** Requirements **
List all lines of the data containing the word "sobre".

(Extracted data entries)

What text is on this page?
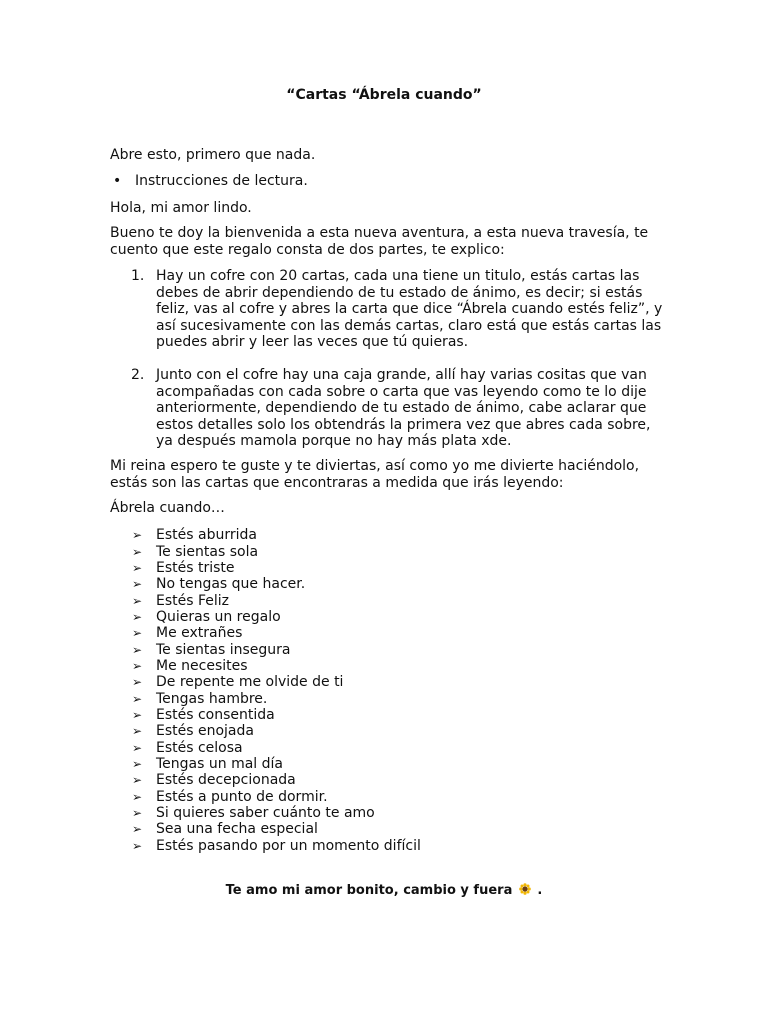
“Cartas “Ábrela cuando”

Abre esto, primero que nada.

• Instrucciones de lectura.

Hola, mi amor lindo.

Bueno te doy la bienvenida a esta nueva aventura, a esta nueva travesía, te
cuento que este regalo consta de dos partes, te explico:
1. Hay un cofre con 20 cartas, cada una tiene un titulo, estás cartas las
debes de abrir dependiendo de tu estado de ánimo, es decir; si estás
feliz, vas al cofre y abres la carta que dice “Ábrela cuando estés feliz”, y
así sucesivamente con las demás cartas, claro está que estás cartas las
puedes abrir y leer las veces que tú quieras.
2. Junto con el cofre hay una caja grande, allí hay varias cositas que van
acompañadas con cada sobre o carta que vas leyendo como te lo dije
anteriormente, dependiendo de tu estado de ánimo, cabe aclarar que
estos detalles solo los obtendrás la primera vez que abres cada sobre,
ya después mamola porque no hay más plata xde.
Mi reina espero te guste y te diviertas, así como yo me divierte haciéndolo,
estás son las cartas que encontraras a medida que irás leyendo:

Ábrela cuando…

➢ Estés aburrida
➢ Te sientas sola
➢ Estés triste
➢ No tengas que hacer.
➢ Estés Feliz
➢ Quieras un regalo
➢ Me extrañes
➢ Te sientas insegura
➢ Me necesites
➢ De repente me olvide de ti
➢ Tengas hambre.
➢ Estés consentida
➢ Estés enojada
➢ Estés celosa
➢ Tengas un mal día
➢ Estés decepcionada
➢ Estés a punto de dormir.
➢ Si quieres saber cuánto te amo
➢ Sea una fecha especial
➢ Estés pasando por un momento difícil
Te amo mi amor bonito, cambio y fuera  .
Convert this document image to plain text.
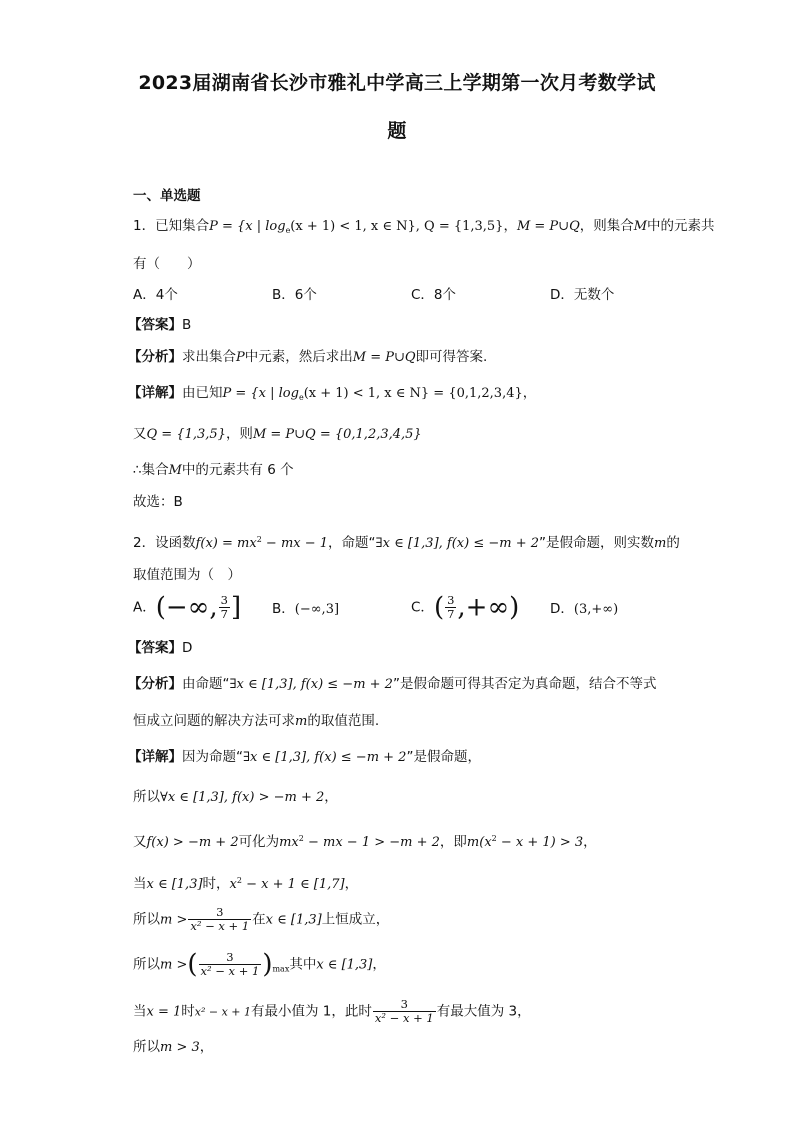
2023届湖南省长沙市雅礼中学高三上学期第一次月考数学试
题
一、单选题
1．已知集合P = {x | $\log_e(x + 1) < 1$, x ∈ N}, Q = {1,3,5}，M = P∪Q，则集合M中的元素共
有（　　）
A．4个	B．6个	C．8个	D．无数个
【答案】B
【分析】求出集合P中元素，然后求出M = P∪Q即可得答案.
【详解】由已知P = {x | $\log_e(x + 1) < 1$, x ∈ N} = {0,1,2,3,4}，
又Q = {1,3,5}，则M = P∪Q = {0,1,2,3,4,5}
∴集合M中的元素共有 6 个
故选：B
2．设函数$f(x) = mx^2$ − mx − 1，命题“∃x ∈ [1,3], f(x) ≤ −m + 2”是假命题，则实数m的
取值范围为（　）
A．(−∞, $\frac{3}{7}$ ] B．(−∞,3]	C．( $\frac{3}{7}$ ,+∞) D．(3,+∞)
【答案】D
【分析】由命题“∃x ∈ [1,3], f(x) ≤ −m + 2”是假命题可得其否定为真命题，结合不等式
恒成立问题的解决方法可求m的取值范围.
【详解】因为命题“∃x ∈ [1,3], f(x) ≤ −m + 2”是假命题，
所以∀x ∈ [1,3], f(x) > −m + 2，
又f(x) > −m + 2可化为$mx^2$ − mx − 1 > −m + 2，即$m(x^2 - x + 1) > 3$，
当x ∈ [1,3]时，$x^2 - x + 1$ ∈ [1,7]，
所以$m > \frac{3}{\text{x² − x + 1}}$ 在x ∈ [1,3]上恒成立，
所以m >( $\frac{3}{\text{x² − x + 1}} )_{max}$其中x ∈ [1,3]，
当x = 1时x² − x + 1有最小值为 1，此时 $\frac{3}{\text{x² − x + 1}}$ 有最大值为 3，
所以m > 3，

** Written solution **
acompañadas con cada sobre o carta que vas leyendo como te lo dije
estos detalles solo los obtendrás la primera vez que abres cada sobre,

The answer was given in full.